Task objective -
Each record below should be repeated precisely as written.

Information shown -
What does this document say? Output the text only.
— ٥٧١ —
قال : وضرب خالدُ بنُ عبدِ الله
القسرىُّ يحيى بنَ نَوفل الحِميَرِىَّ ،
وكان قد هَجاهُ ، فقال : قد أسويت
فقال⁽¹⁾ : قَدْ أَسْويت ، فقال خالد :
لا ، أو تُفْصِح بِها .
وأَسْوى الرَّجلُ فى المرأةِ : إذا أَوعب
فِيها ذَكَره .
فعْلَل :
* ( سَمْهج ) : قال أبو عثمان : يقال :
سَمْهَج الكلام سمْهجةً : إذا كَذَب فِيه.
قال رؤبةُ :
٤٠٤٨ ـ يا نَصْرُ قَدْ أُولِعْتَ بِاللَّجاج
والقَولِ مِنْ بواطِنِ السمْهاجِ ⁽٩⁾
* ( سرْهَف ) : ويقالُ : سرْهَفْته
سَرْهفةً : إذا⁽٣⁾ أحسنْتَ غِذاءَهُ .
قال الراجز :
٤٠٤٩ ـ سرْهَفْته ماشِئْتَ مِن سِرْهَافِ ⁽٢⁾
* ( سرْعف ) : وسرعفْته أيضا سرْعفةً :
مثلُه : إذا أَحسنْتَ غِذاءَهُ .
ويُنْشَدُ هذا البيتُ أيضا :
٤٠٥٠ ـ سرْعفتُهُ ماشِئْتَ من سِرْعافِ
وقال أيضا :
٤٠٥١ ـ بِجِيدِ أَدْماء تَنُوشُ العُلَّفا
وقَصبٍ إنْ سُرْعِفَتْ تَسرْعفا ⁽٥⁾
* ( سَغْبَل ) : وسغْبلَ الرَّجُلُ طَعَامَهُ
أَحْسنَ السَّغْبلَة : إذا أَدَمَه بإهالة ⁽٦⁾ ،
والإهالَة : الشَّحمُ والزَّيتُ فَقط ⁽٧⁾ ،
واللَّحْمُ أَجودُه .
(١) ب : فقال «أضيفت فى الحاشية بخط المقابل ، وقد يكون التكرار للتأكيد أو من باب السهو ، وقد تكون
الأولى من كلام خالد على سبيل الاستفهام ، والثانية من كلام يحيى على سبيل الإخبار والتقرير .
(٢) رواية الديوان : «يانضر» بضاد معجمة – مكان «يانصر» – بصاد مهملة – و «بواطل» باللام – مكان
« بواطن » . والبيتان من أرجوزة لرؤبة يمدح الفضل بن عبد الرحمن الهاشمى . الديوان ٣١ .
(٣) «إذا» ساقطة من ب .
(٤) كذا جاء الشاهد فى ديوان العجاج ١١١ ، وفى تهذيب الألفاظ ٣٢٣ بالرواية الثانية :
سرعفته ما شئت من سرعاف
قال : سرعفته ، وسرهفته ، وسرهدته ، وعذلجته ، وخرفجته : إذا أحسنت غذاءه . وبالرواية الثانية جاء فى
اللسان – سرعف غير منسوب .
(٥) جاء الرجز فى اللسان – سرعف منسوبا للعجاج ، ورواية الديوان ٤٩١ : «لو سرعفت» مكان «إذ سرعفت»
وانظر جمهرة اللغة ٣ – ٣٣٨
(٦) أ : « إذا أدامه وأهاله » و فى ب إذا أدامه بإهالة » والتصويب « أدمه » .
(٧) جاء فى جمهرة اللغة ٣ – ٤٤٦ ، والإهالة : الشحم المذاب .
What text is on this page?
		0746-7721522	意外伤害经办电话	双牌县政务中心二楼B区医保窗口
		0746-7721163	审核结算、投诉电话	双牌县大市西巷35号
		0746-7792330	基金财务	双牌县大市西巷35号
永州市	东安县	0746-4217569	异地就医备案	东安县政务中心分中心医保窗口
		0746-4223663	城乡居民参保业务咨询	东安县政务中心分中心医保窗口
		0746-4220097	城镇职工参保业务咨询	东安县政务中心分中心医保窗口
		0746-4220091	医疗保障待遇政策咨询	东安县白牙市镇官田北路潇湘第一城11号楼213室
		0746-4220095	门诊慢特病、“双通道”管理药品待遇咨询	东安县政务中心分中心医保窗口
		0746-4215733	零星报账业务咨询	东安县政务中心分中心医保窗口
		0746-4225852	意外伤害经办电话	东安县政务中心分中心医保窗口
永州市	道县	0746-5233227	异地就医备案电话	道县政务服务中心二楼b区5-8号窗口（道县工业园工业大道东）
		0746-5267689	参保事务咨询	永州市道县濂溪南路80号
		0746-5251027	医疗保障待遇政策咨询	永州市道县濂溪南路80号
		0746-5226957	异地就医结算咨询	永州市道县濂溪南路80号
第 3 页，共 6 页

Result below -
What does this document say? Output the text only.
— ٥٧١ —
قال : وضرب خالدُ بنُ عبدِ الله
القسرىُّ يحيى بنَ نَوفل الحِميَرِىَّ ،
وكان قد هَجاهُ ، فقال : قد أسويت
فقال⁽¹⁾ : قَدْ أَسْويت ، فقال خالد :
لا ، أو تُفْصِح بِها .
وأَسْوى الرَّجلُ فى المرأةِ : إذا أَوعب
فِيها ذَكَره .
فعْلَل :
* ( سَمْهج ) : قال أبو عثمان : يقال :
سَمْهَج الكلام سمْهجةً : إذا كَذَب فِيه.
قال رؤبةُ :
٤٠٤٨ ـ يا نَصْرُ قَدْ أُولِعْتَ بِاللَّجاج
والقَولِ مِنْ بواطِنِ السمْهاجِ ⁽٩⁾
* ( سرْهَف ) : ويقالُ : سرْهَفْته
سَرْهفةً : إذا⁽٣⁾ أحسنْتَ غِذاءَهُ .
قال الراجز :
٤٠٤٩ ـ سرْهَفْته ماشِئْتَ مِن سِرْهَافِ ⁽٢⁾
* ( سرْعف ) : وسرعفْته أيضا سرْعفةً :
مثلُه : إذا أَحسنْتَ غِذاءَهُ .
ويُنْشَدُ هذا البيتُ أيضا :
٤٠٥٠ ـ سرْعفتُهُ ماشِئْتَ من سِرْعافِ
وقال أيضا :
٤٠٥١ ـ بِجِيدِ أَدْماء تَنُوشُ العُلَّفا
وقَصبٍ إنْ سُرْعِفَتْ تَسرْعفا ⁽٥⁾
* ( سَغْبَل ) : وسغْبلَ الرَّجُلُ طَعَامَهُ
أَحْسنَ السَّغْبلَة : إذا أَدَمَه بإهالة ⁽٦⁾ ،
والإهالَة : الشَّحمُ والزَّيتُ فَقط ⁽٧⁾ ،
واللَّحْمُ أَجودُه .
(١) ب : فقال «أضيفت فى الحاشية بخط المقابل ، وقد يكون التكرار للتأكيد أو من باب السهو ، وقد تكون
الأولى من كلام خالد على سبيل الاستفهام ، والثانية من كلام يحيى على سبيل الإخبار والتقرير .
(٢) رواية الديوان : «يانضر» بضاد معجمة – مكان «يانصر» – بصاد مهملة – و «بواطل» باللام – مكان
« بواطن » . والبيتان من أرجوزة لرؤبة يمدح الفضل بن عبد الرحمن الهاشمى . الديوان ٣١ .
(٣) «إذا» ساقطة من ب .
(٤) كذا جاء الشاهد فى ديوان العجاج ١١١ ، وفى تهذيب الألفاظ ٣٢٣ بالرواية الثانية :
سرعفته ما شئت من سرعاف
قال : سرعفته ، وسرهفته ، وسرهدته ، وعذلجته ، وخرفجته : إذا أحسنت غذاءه . وبالرواية الثانية جاء فى
اللسان – سرعف غير منسوب .
(٥) جاء الرجز فى اللسان – سرعف منسوبا للعجاج ، ورواية الديوان ٤٩١ : «لو سرعفت» مكان «إذ سرعفت»
وانظر جمهرة اللغة ٣ – ٣٣٨
(٦) أ : « إذا أدامه وأهاله » و فى ب إذا أدامه بإهالة » والتصويب « أدمه » .
(٧) جاء فى جمهرة اللغة ٣ – ٤٤٦ ، والإهالة : الشحم المذاب .
What text is on this page?
		0746-7721522	意外伤害经办电话	双牌县政务中心二楼B区医保窗口
		0746-7721163	审核结算、投诉电话	双牌县大市西巷35号
		0746-7792330	基金财务	双牌县大市西巷35号
永州市	东安县	0746-4217569	异地就医备案	东安县政务中心分中心医保窗口
		0746-4223663	城乡居民参保业务咨询	东安县政务中心分中心医保窗口
		0746-4220097	城镇职工参保业务咨询	东安县政务中心分中心医保窗口
		0746-4220091	医疗保障待遇政策咨询	东安县白牙市镇官田北路潇湘第一城11号楼213室
		0746-4220095	门诊慢特病、“双通道”管理药品待遇咨询	东安县政务中心分中心医保窗口
		0746-4215733	零星报账业务咨询	东安县政务中心分中心医保窗口
		0746-4225852	意外伤害经办电话	东安县政务中心分中心医保窗口
永州市	道县	0746-5233227	异地就医备案电话	道县政务服务中心二楼b区5-8号窗口（道县工业园工业大道东）
		0746-5267689	参保事务咨询	永州市道县濂溪南路80号
		0746-5251027	医疗保障待遇政策咨询	永州市道县濂溪南路80号
		0746-5226957	异地就医结算咨询	永州市道县濂溪南路80号
第 3 页，共 6 页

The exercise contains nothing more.